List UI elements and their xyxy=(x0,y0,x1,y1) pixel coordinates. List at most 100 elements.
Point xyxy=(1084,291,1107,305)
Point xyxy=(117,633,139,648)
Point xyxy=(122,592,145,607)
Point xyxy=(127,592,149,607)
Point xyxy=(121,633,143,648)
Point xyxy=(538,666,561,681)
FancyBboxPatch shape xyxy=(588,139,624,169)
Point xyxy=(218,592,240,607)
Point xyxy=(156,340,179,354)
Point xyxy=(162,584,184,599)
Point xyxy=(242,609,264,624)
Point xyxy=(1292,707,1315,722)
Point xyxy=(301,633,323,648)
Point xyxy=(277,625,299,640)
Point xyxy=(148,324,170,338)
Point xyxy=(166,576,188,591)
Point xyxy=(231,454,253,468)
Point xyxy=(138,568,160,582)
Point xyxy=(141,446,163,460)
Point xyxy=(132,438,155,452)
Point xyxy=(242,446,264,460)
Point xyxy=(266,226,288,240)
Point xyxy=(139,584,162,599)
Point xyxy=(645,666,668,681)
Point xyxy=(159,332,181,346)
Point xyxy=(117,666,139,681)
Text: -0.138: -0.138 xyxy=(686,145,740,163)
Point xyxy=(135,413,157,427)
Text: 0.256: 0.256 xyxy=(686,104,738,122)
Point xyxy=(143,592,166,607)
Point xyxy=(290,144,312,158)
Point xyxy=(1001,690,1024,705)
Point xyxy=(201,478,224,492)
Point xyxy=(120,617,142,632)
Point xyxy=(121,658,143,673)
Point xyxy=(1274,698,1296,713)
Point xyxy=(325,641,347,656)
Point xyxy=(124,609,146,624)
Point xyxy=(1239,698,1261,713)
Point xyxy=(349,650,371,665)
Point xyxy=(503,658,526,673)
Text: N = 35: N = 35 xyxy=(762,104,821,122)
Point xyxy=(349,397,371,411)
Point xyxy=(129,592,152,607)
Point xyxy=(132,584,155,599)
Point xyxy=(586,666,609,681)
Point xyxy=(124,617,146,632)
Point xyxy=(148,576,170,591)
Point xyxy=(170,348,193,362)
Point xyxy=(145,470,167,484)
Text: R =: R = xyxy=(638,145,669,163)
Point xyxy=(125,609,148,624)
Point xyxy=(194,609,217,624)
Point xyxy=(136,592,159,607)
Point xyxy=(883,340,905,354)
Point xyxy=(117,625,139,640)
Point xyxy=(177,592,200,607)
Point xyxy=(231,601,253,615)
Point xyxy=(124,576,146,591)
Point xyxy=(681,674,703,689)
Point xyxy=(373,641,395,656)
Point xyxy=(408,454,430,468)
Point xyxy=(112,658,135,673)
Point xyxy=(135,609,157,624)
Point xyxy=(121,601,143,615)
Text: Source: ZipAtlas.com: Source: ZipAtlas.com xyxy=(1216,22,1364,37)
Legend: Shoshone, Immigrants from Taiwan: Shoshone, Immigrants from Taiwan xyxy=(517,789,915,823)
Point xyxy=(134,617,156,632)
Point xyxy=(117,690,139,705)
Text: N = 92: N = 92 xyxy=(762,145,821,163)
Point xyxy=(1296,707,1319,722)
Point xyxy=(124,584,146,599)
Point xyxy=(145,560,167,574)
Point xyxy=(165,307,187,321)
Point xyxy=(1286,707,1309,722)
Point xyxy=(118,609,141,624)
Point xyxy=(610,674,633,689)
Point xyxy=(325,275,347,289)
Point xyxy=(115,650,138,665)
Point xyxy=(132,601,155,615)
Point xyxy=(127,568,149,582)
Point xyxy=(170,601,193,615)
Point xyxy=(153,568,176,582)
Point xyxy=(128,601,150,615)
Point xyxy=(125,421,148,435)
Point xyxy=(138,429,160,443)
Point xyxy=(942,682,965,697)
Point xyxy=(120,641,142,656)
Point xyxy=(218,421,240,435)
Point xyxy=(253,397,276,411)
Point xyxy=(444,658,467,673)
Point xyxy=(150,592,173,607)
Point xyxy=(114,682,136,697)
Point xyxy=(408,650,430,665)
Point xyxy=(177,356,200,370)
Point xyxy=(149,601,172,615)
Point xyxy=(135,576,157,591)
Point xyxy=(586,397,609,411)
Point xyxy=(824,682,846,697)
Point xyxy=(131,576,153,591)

##############################

Exercise objective
Reproduce every line of the records above, character for character, with nothing added or left out.

Written solution
List UI elements and their xyxy=(x0,y0,x1,y1) pixel coordinates. List at most 100 elements.
Point xyxy=(1084,291,1107,305)
Point xyxy=(117,633,139,648)
Point xyxy=(122,592,145,607)
Point xyxy=(127,592,149,607)
Point xyxy=(121,633,143,648)
Point xyxy=(538,666,561,681)
FancyBboxPatch shape xyxy=(588,139,624,169)
Point xyxy=(218,592,240,607)
Point xyxy=(156,340,179,354)
Point xyxy=(162,584,184,599)
Point xyxy=(242,609,264,624)
Point xyxy=(1292,707,1315,722)
Point xyxy=(301,633,323,648)
Point xyxy=(277,625,299,640)
Point xyxy=(148,324,170,338)
Point xyxy=(166,576,188,591)
Point xyxy=(231,454,253,468)
Point xyxy=(138,568,160,582)
Point xyxy=(141,446,163,460)
Point xyxy=(132,438,155,452)
Point xyxy=(242,446,264,460)
Point xyxy=(266,226,288,240)
Point xyxy=(139,584,162,599)
Point xyxy=(645,666,668,681)
Point xyxy=(159,332,181,346)
Point xyxy=(117,666,139,681)
Text: -0.138: -0.138 xyxy=(686,145,740,163)
Point xyxy=(135,413,157,427)
Text: 0.256: 0.256 xyxy=(686,104,738,122)
Point xyxy=(143,592,166,607)
Point xyxy=(290,144,312,158)
Point xyxy=(1001,690,1024,705)
Point xyxy=(201,478,224,492)
Point xyxy=(120,617,142,632)
Point xyxy=(121,658,143,673)
Point xyxy=(1274,698,1296,713)
Point xyxy=(325,641,347,656)
Point xyxy=(124,609,146,624)
Point xyxy=(1239,698,1261,713)
Point xyxy=(349,650,371,665)
Point xyxy=(503,658,526,673)
Text: N = 35: N = 35 xyxy=(762,104,821,122)
Point xyxy=(349,397,371,411)
Point xyxy=(129,592,152,607)
Point xyxy=(132,584,155,599)
Point xyxy=(586,666,609,681)
Point xyxy=(124,617,146,632)
Point xyxy=(148,576,170,591)
Point xyxy=(170,348,193,362)
Point xyxy=(145,470,167,484)
Text: R =: R = xyxy=(638,145,669,163)
Point xyxy=(125,609,148,624)
Point xyxy=(194,609,217,624)
Point xyxy=(136,592,159,607)
Point xyxy=(883,340,905,354)
Point xyxy=(117,625,139,640)
Point xyxy=(177,592,200,607)
Point xyxy=(231,601,253,615)
Point xyxy=(124,576,146,591)
Point xyxy=(681,674,703,689)
Point xyxy=(373,641,395,656)
Point xyxy=(408,454,430,468)
Point xyxy=(112,658,135,673)
Point xyxy=(135,609,157,624)
Point xyxy=(121,601,143,615)
Text: Source: ZipAtlas.com: Source: ZipAtlas.com xyxy=(1216,22,1364,37)
Legend: Shoshone, Immigrants from Taiwan: Shoshone, Immigrants from Taiwan xyxy=(517,789,915,823)
Point xyxy=(134,617,156,632)
Point xyxy=(117,690,139,705)
Text: N = 92: N = 92 xyxy=(762,145,821,163)
Point xyxy=(1296,707,1319,722)
Point xyxy=(124,584,146,599)
Point xyxy=(145,560,167,574)
Point xyxy=(165,307,187,321)
Point xyxy=(1286,707,1309,722)
Point xyxy=(118,609,141,624)
Point xyxy=(610,674,633,689)
Point xyxy=(325,275,347,289)
Point xyxy=(115,650,138,665)
Point xyxy=(132,601,155,615)
Point xyxy=(127,568,149,582)
Point xyxy=(170,601,193,615)
Point xyxy=(153,568,176,582)
Point xyxy=(128,601,150,615)
Point xyxy=(125,421,148,435)
Point xyxy=(138,429,160,443)
Point xyxy=(942,682,965,697)
Point xyxy=(120,641,142,656)
Point xyxy=(218,421,240,435)
Point xyxy=(253,397,276,411)
Point xyxy=(444,658,467,673)
Point xyxy=(150,592,173,607)
Point xyxy=(114,682,136,697)
Point xyxy=(408,650,430,665)
Point xyxy=(177,356,200,370)
Point xyxy=(149,601,172,615)
Point xyxy=(135,576,157,591)
Point xyxy=(586,397,609,411)
Point xyxy=(824,682,846,697)
Point xyxy=(131,576,153,591)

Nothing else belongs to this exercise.